= STATED GOAL 1 =
Translate this sentence from the Last Cab to Darwin article into Spanish: "Strangerland, starring Nicole Kidman, is also filming in the area."
= STATED GOAL 2 =
According to the Last Cab to Darwin article, how long did the development period take in total?

= SOURCE EXTRACT =

Last Cab to Darwin starts shooting today. It’s the second feature venture for Jeremy Sims, Reg Cribb, Greg Duffy and Lisa Duff as a team, following Last Train to Freo in 2006. Despite the similar titles however, there is little similarity between the films.

The production team has been in Broken Hill for the last four weeks for pre-production, where the locals have been welcoming, and many are being used as extras. Strangerland, starring Nicole Kidman, is also filming in the area. Producer Greg Duffy is delighted with the way all of the pieces of the pre-production puzzle have been coming together.

This is the first film which Greg has produced since Last Train to Freo, and he’s been working on it with writer/director/producer Jeremy and writer Reg Cribb throughout the intervening years. The development period took around seven years in total, although there have been other projects in between of course – Jeremy made Beneath Hill 60, writer Reg Cribb co-wrote Bran Nue Dae, and Greg has been busy with his work as a lawyer.

(Element box annotations)
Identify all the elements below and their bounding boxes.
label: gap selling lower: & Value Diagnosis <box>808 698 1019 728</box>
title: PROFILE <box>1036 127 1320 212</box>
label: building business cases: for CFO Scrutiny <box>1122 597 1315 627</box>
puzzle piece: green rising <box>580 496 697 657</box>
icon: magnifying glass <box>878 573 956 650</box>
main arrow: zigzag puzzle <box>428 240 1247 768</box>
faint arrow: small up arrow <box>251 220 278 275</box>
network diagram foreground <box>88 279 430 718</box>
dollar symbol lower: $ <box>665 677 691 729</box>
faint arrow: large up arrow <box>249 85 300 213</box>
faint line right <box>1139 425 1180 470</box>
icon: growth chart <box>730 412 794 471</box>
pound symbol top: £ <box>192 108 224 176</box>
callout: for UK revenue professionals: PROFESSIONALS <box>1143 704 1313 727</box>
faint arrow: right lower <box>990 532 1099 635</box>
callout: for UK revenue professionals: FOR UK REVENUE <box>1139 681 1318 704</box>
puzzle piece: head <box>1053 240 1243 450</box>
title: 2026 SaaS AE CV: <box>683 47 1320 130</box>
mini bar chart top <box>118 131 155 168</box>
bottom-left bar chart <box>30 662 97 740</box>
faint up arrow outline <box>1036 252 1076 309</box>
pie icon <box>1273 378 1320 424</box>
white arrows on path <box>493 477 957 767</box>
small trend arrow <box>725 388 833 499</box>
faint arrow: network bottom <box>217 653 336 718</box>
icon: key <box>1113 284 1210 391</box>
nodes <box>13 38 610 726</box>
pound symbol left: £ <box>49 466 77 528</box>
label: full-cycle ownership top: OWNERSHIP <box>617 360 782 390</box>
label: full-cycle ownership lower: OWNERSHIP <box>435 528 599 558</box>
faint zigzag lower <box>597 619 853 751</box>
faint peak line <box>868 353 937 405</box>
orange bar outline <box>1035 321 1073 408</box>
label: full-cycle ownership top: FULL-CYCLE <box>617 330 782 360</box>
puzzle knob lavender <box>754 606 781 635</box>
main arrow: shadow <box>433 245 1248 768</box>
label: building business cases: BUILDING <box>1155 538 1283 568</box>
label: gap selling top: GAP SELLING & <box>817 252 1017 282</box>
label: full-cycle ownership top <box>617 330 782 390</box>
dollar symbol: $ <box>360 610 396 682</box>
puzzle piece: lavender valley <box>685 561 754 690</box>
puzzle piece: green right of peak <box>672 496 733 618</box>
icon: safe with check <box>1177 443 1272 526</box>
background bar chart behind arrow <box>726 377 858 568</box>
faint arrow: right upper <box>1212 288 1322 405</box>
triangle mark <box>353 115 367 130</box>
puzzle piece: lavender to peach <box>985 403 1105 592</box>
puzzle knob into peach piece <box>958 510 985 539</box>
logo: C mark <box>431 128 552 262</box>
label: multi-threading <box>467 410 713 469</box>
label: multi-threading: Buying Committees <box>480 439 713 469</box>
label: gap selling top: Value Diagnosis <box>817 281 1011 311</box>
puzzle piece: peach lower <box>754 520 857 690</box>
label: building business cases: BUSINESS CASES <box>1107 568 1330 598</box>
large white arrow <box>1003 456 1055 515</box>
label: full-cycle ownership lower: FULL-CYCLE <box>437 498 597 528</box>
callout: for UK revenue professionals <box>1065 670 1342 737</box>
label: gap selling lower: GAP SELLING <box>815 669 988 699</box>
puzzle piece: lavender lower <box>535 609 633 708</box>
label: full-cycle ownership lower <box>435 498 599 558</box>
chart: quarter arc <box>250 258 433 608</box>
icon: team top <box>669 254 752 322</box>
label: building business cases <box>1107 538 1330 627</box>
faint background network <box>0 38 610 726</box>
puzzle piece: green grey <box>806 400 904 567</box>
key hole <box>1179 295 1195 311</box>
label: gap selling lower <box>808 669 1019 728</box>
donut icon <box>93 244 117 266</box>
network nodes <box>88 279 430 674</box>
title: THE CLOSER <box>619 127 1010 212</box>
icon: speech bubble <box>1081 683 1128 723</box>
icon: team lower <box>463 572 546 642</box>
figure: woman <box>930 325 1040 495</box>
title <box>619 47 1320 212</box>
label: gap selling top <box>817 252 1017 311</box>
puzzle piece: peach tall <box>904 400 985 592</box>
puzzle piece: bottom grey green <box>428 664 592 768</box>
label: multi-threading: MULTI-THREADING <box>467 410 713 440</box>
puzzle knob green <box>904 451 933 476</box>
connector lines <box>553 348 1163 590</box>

= WRITTEN SOLUTION 1 =
Strangerland, protagonizada por Nicole Kidman, también se está rodando en la zona.

= WRITTEN SOLUTION 2 =
Around seven years.